--- Begin Record excerpts ---

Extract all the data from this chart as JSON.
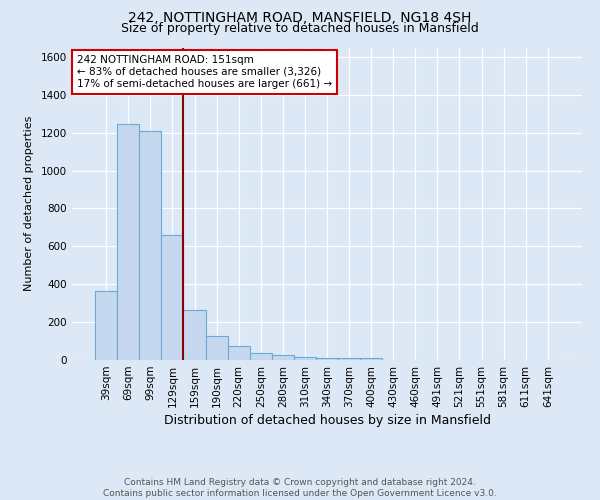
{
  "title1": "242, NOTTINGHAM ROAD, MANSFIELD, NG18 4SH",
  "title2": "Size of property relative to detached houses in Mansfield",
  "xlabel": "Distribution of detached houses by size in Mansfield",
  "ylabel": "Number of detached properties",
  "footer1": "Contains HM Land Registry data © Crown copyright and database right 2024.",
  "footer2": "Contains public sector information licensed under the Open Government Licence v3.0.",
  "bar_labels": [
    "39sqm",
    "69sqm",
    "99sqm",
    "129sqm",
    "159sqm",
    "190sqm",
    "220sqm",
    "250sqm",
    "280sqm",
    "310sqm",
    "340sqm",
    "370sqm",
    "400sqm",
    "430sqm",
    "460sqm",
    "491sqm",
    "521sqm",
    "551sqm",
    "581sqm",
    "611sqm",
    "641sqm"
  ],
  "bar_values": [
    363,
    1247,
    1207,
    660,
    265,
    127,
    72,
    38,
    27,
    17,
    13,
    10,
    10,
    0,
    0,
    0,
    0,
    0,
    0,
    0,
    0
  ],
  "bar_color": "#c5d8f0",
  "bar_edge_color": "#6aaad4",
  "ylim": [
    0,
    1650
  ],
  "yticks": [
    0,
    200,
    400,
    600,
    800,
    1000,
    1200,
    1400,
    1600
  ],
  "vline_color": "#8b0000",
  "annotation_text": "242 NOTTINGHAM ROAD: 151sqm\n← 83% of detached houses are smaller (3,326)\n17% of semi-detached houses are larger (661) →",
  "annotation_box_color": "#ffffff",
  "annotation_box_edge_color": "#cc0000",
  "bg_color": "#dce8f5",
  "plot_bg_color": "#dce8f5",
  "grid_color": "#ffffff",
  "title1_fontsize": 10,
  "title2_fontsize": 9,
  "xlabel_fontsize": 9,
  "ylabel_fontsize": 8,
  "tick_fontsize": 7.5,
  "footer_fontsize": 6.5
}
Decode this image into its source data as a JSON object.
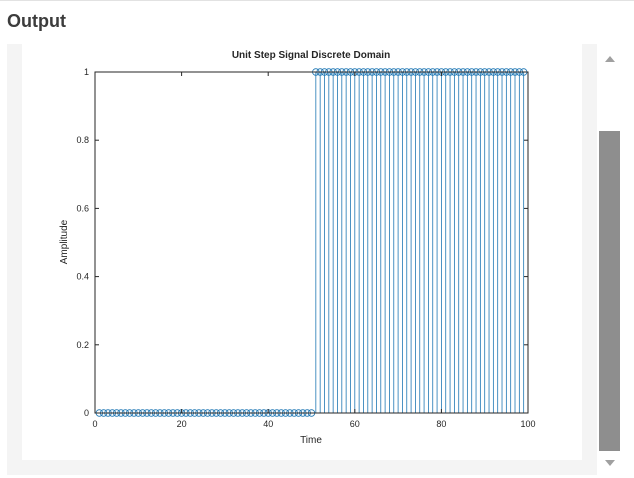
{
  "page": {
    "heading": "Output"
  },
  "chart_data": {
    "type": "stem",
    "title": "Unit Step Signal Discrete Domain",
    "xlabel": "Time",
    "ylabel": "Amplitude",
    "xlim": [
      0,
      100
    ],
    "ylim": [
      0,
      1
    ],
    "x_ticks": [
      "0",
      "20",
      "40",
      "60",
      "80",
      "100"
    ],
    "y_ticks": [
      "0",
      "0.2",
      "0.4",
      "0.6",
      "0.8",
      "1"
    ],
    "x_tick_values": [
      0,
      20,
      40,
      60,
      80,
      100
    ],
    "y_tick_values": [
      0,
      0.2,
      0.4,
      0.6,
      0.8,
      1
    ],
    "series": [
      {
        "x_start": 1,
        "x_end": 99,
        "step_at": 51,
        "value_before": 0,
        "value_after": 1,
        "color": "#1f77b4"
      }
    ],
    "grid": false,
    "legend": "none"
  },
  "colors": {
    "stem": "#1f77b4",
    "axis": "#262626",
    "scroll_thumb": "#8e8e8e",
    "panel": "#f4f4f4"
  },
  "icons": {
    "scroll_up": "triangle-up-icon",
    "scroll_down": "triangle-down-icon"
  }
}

--- End Record excerpts ---

→ **Aim**
Spot every line that holds "ROAD" and copy it.

→ **Result for this task**
  "title1": "242, NOTTINGHAM ROAD, MANSFIELD, NG18 4SH",
  "annotation_text": "242 NOTTINGHAM ROAD: 151sqm\n← 83% of detached houses are smaller (3,326)\n17% of semi-detached houses are larger (661) →",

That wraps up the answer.